WHAT THE TASK ASKS
Go through the data below and copy it exactly, skipping every picture.

Begin EXTRACTED MATERIAL

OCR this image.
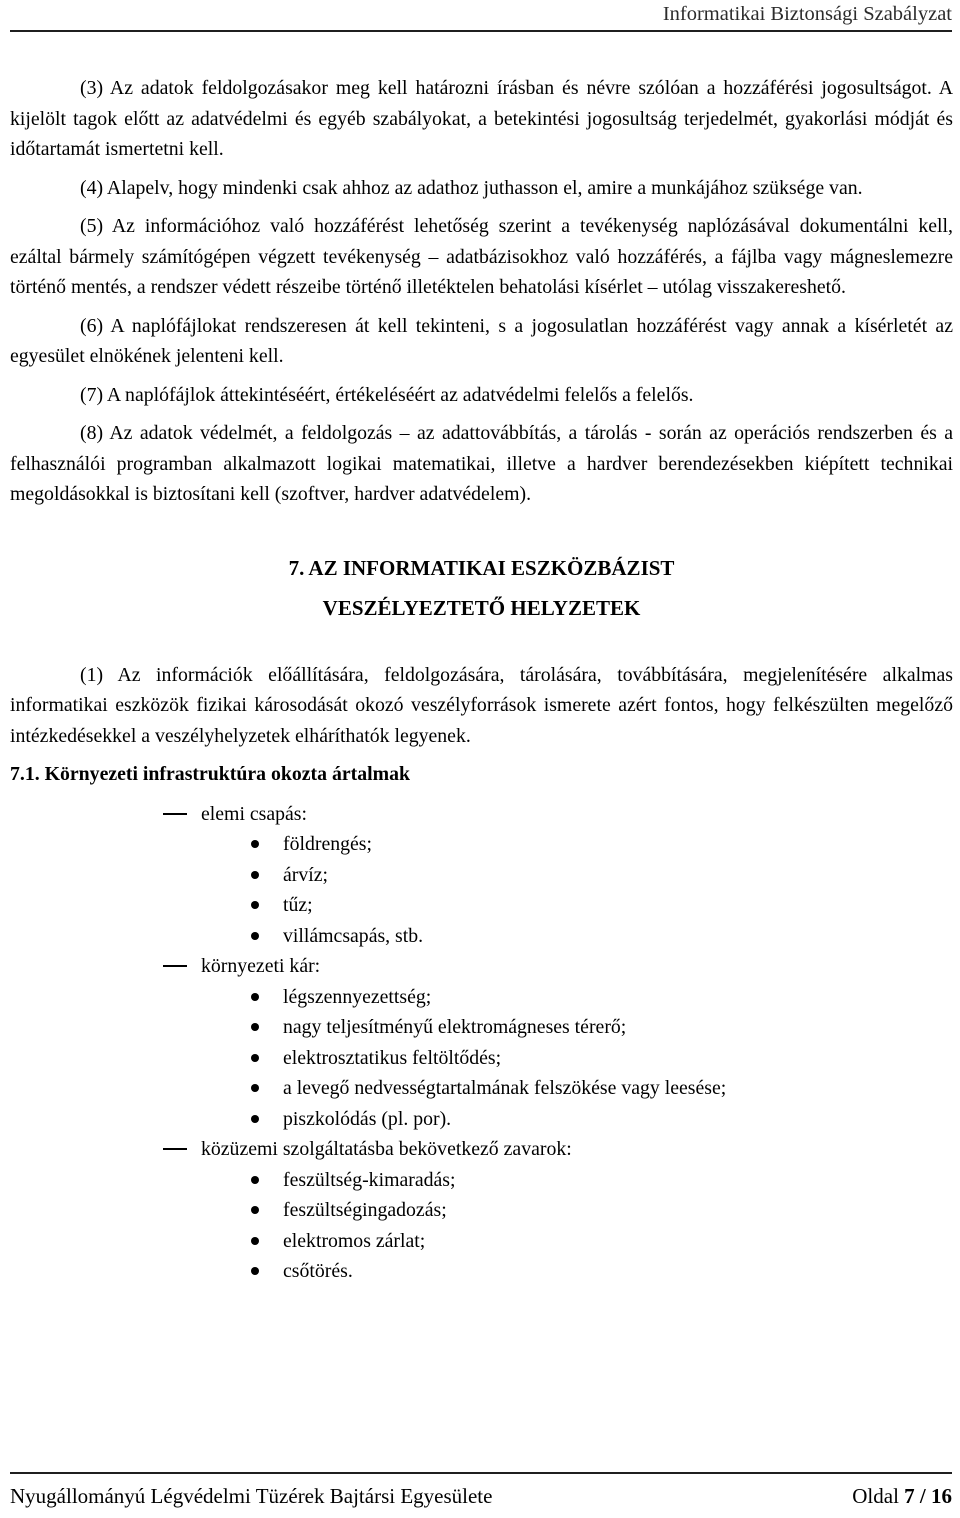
Informatikai Biztonsági Szabályzat

(3) Az adatok feldolgozásakor meg kell határozni írásban és névre szólóan a hozzáférési jogosultságot. A kijelölt tagok előtt az adatvédelmi és egyéb szabályokat, a betekintési jogosultság terjedelmét, gyakorlási módját és időtartamát ismertetni kell.

(4) Alapelv, hogy mindenki csak ahhoz az adathoz juthasson el, amire a munkájához szüksége van.

(5) Az információhoz való hozzáférést lehetőség szerint a tevékenység naplózásával dokumentálni kell, ezáltal bármely számítógépen végzett tevékenység – adatbázisokhoz való hozzáférés, a fájlba vagy mágneslemezre történő mentés, a rendszer védett részeibe történő illetéktelen behatolási kísérlet – utólag visszakereshető.

(6) A naplófájlokat rendszeresen át kell tekinteni, s a jogosulatlan hozzáférést vagy annak a kísérletét az egyesület elnökének jelenteni kell.

(7) A naplófájlok áttekintéséért, értékeléséért az adatvédelmi felelős a felelős.

(8) Az adatok védelmét, a feldolgozás – az adattovábbítás, a tárolás - során az operációs rendszerben és a felhasználói programban alkalmazott logikai matematikai, illetve a hardver berendezésekben kiépített technikai megoldásokkal is biztosítani kell (szoftver, hardver adatvédelem).

7. AZ INFORMATIKAI ESZKÖZBÁZIST
VESZÉLYEZTETŐ HELYZETEK

(1) Az információk előállítására, feldolgozására, tárolására, továbbítására, megjelenítésére alkalmas informatikai eszközök fizikai károsodását okozó veszélyforrások ismerete azért fontos, hogy felkészülten megelőző intézkedésekkel a veszélyhelyzetek elháríthatók legyenek.

7.1. Környezeti infrastruktúra okozta ártalmak
elemi csapás:
földrengés;
árvíz;
tűz;
villámcsapás, stb.
környezeti kár:
légszennyezettség;
nagy teljesítményű elektromágneses térerő;
elektrosztatikus feltöltődés;
a levegő nedvességtartalmának felszökése vagy leesése;
piszkolódás (pl. por).
közüzemi szolgáltatásba bekövetkező zavarok:
feszültség-kimaradás;
feszültségingadozás;
elektromos zárlat;
csőtörés.
Nyugállományú Légvédelmi Tüzérek Bajtársi Egyesülete	Oldal 7 / 16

End EXTRACTED MATERIAL

OUTPUT OF THE TASK
OCR this image.
Informatikai Biztonsági Szabályzat

(3) Az adatok feldolgozásakor meg kell határozni írásban és névre szólóan a hozzáférési jogosultságot. A kijelölt tagok előtt az adatvédelmi és egyéb szabályokat, a betekintési jogosultság terjedelmét, gyakorlási módját és időtartamát ismertetni kell.

(4) Alapelv, hogy mindenki csak ahhoz az adathoz juthasson el, amire a munkájához szüksége van.

(5) Az információhoz való hozzáférést lehetőség szerint a tevékenység naplózásával dokumentálni kell, ezáltal bármely számítógépen végzett tevékenység – adatbázisokhoz való hozzáférés, a fájlba vagy mágneslemezre történő mentés, a rendszer védett részeibe történő illetéktelen behatolási kísérlet – utólag visszakereshető.

(6) A naplófájlokat rendszeresen át kell tekinteni, s a jogosulatlan hozzáférést vagy annak a kísérletét az egyesület elnökének jelenteni kell.

(7) A naplófájlok áttekintéséért, értékeléséért az adatvédelmi felelős a felelős.

(8) Az adatok védelmét, a feldolgozás – az adattovábbítás, a tárolás - során az operációs rendszerben és a felhasználói programban alkalmazott logikai matematikai, illetve a hardver berendezésekben kiépített technikai megoldásokkal is biztosítani kell (szoftver, hardver adatvédelem).

7. AZ INFORMATIKAI ESZKÖZBÁZIST
VESZÉLYEZTETŐ HELYZETEK

(1) Az információk előállítására, feldolgozására, tárolására, továbbítására, megjelenítésére alkalmas informatikai eszközök fizikai károsodását okozó veszélyforrások ismerete azért fontos, hogy felkészülten megelőző intézkedésekkel a veszélyhelyzetek elháríthatók legyenek.

7.1. Környezeti infrastruktúra okozta ártalmak
elemi csapás:
földrengés;
árvíz;
tűz;
villámcsapás, stb.
környezeti kár:
légszennyezettség;
nagy teljesítményű elektromágneses térerő;
elektrosztatikus feltöltődés;
a levegő nedvességtartalmának felszökése vagy leesése;
piszkolódás (pl. por).
közüzemi szolgáltatásba bekövetkező zavarok:
feszültség-kimaradás;
feszültségingadozás;
elektromos zárlat;
csőtörés.
Nyugállományú Légvédelmi Tüzérek Bajtársi Egyesülete	Oldal 7 / 16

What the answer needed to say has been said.